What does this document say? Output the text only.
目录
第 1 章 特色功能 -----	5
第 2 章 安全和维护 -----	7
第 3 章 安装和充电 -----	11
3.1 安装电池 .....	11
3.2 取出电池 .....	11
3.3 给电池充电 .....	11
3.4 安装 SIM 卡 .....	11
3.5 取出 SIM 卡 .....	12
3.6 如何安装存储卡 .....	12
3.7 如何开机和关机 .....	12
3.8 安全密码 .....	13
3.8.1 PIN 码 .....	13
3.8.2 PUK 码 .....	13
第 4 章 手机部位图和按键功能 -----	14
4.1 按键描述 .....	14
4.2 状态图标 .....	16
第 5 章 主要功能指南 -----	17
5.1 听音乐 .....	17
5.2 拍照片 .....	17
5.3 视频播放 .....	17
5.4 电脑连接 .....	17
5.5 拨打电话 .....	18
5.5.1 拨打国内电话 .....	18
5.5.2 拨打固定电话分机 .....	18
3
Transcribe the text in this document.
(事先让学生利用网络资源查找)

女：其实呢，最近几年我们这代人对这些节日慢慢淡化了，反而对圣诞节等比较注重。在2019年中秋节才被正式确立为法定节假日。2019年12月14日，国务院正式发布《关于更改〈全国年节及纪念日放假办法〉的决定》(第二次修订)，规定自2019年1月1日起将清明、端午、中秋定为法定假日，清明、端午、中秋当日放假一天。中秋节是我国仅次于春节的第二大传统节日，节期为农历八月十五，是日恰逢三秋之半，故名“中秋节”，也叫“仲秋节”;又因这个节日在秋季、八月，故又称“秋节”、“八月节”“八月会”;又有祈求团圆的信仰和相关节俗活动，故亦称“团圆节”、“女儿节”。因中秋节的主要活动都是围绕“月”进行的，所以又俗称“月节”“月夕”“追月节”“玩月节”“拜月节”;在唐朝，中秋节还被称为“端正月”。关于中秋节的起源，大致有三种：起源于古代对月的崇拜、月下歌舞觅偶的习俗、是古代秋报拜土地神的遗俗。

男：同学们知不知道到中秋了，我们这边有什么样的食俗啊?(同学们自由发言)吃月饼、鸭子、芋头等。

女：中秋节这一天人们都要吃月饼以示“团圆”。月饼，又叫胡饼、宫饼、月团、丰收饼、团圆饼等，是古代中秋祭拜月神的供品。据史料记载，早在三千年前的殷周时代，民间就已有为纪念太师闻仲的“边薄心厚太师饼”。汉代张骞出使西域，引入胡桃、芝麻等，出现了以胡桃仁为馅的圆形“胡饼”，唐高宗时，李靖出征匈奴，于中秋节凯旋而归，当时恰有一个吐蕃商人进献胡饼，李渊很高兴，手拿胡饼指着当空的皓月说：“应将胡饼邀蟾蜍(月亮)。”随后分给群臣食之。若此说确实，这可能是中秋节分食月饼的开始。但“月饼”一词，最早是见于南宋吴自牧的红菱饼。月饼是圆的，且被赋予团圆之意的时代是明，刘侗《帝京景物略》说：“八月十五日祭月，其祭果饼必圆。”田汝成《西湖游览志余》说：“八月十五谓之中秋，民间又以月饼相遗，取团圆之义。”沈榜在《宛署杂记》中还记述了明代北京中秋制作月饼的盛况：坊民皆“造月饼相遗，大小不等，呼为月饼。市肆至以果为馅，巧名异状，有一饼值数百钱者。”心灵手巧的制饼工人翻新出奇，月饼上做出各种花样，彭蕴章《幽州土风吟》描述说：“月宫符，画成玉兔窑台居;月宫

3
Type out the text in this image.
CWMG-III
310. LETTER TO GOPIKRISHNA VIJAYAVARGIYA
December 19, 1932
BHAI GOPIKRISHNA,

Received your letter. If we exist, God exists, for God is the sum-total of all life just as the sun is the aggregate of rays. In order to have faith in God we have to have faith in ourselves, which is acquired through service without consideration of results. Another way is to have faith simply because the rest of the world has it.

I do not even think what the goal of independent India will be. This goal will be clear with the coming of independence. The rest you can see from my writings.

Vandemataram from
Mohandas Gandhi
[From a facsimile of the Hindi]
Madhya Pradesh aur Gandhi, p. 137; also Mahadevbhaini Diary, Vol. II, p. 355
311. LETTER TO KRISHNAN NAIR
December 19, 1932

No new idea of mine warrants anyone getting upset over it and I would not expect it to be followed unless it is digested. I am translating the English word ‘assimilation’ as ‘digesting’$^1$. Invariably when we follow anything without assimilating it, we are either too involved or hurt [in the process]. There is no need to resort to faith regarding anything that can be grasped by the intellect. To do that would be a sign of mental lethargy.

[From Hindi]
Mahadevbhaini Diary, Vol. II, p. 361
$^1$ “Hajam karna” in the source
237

→ TO BE DONE
Give the entries once more, exactly as they appear.

→ RESULT OF THE TASK
What does this document say? Output the text only.
目录
第 1 章 特色功能 -----	5
第 2 章 安全和维护 -----	7
第 3 章 安装和充电 -----	11
3.1 安装电池 .....	11
3.2 取出电池 .....	11
3.3 给电池充电 .....	11
3.4 安装 SIM 卡 .....	11
3.5 取出 SIM 卡 .....	12
3.6 如何安装存储卡 .....	12
3.7 如何开机和关机 .....	12
3.8 安全密码 .....	13
3.8.1 PIN 码 .....	13
3.8.2 PUK 码 .....	13
第 4 章 手机部位图和按键功能 -----	14
4.1 按键描述 .....	14
4.2 状态图标 .....	16
第 5 章 主要功能指南 -----	17
5.1 听音乐 .....	17
5.2 拍照片 .....	17
5.3 视频播放 .....	17
5.4 电脑连接 .....	17
5.5 拨打电话 .....	18
5.5.1 拨打国内电话 .....	18
5.5.2 拨打固定电话分机 .....	18
3
Transcribe the text in this document.
(事先让学生利用网络资源查找)

女：其实呢，最近几年我们这代人对这些节日慢慢淡化了，反而对圣诞节等比较注重。在2019年中秋节才被正式确立为法定节假日。2019年12月14日，国务院正式发布《关于更改〈全国年节及纪念日放假办法〉的决定》(第二次修订)，规定自2019年1月1日起将清明、端午、中秋定为法定假日，清明、端午、中秋当日放假一天。中秋节是我国仅次于春节的第二大传统节日，节期为农历八月十五，是日恰逢三秋之半，故名“中秋节”，也叫“仲秋节”;又因这个节日在秋季、八月，故又称“秋节”、“八月节”“八月会”;又有祈求团圆的信仰和相关节俗活动，故亦称“团圆节”、“女儿节”。因中秋节的主要活动都是围绕“月”进行的，所以又俗称“月节”“月夕”“追月节”“玩月节”“拜月节”;在唐朝，中秋节还被称为“端正月”。关于中秋节的起源，大致有三种：起源于古代对月的崇拜、月下歌舞觅偶的习俗、是古代秋报拜土地神的遗俗。

男：同学们知不知道到中秋了，我们这边有什么样的食俗啊?(同学们自由发言)吃月饼、鸭子、芋头等。

女：中秋节这一天人们都要吃月饼以示“团圆”。月饼，又叫胡饼、宫饼、月团、丰收饼、团圆饼等，是古代中秋祭拜月神的供品。据史料记载，早在三千年前的殷周时代，民间就已有为纪念太师闻仲的“边薄心厚太师饼”。汉代张骞出使西域，引入胡桃、芝麻等，出现了以胡桃仁为馅的圆形“胡饼”，唐高宗时，李靖出征匈奴，于中秋节凯旋而归，当时恰有一个吐蕃商人进献胡饼，李渊很高兴，手拿胡饼指着当空的皓月说：“应将胡饼邀蟾蜍(月亮)。”随后分给群臣食之。若此说确实，这可能是中秋节分食月饼的开始。但“月饼”一词，最早是见于南宋吴自牧的红菱饼。月饼是圆的，且被赋予团圆之意的时代是明，刘侗《帝京景物略》说：“八月十五日祭月，其祭果饼必圆。”田汝成《西湖游览志余》说：“八月十五谓之中秋，民间又以月饼相遗，取团圆之义。”沈榜在《宛署杂记》中还记述了明代北京中秋制作月饼的盛况：坊民皆“造月饼相遗，大小不等，呼为月饼。市肆至以果为馅，巧名异状，有一饼值数百钱者。”心灵手巧的制饼工人翻新出奇，月饼上做出各种花样，彭蕴章《幽州土风吟》描述说：“月宫符，画成玉兔窑台居;月宫

3
Type out the text in this image.
CWMG-III
310. LETTER TO GOPIKRISHNA VIJAYAVARGIYA
December 19, 1932
BHAI GOPIKRISHNA,

Received your letter. If we exist, God exists, for God is the sum-total of all life just as the sun is the aggregate of rays. In order to have faith in God we have to have faith in ourselves, which is acquired through service without consideration of results. Another way is to have faith simply because the rest of the world has it.

I do not even think what the goal of independent India will be. This goal will be clear with the coming of independence. The rest you can see from my writings.

Vandemataram from
Mohandas Gandhi
[From a facsimile of the Hindi]
Madhya Pradesh aur Gandhi, p. 137; also Mahadevbhaini Diary, Vol. II, p. 355
311. LETTER TO KRISHNAN NAIR
December 19, 1932

No new idea of mine warrants anyone getting upset over it and I would not expect it to be followed unless it is digested. I am translating the English word ‘assimilation’ as ‘digesting’$^1$. Invariably when we follow anything without assimilating it, we are either too involved or hurt [in the process]. There is no need to resort to faith regarding anything that can be grasped by the intellect. To do that would be a sign of mental lethargy.

[From Hindi]
Mahadevbhaini Diary, Vol. II, p. 361
$^1$ “Hajam karna” in the source
237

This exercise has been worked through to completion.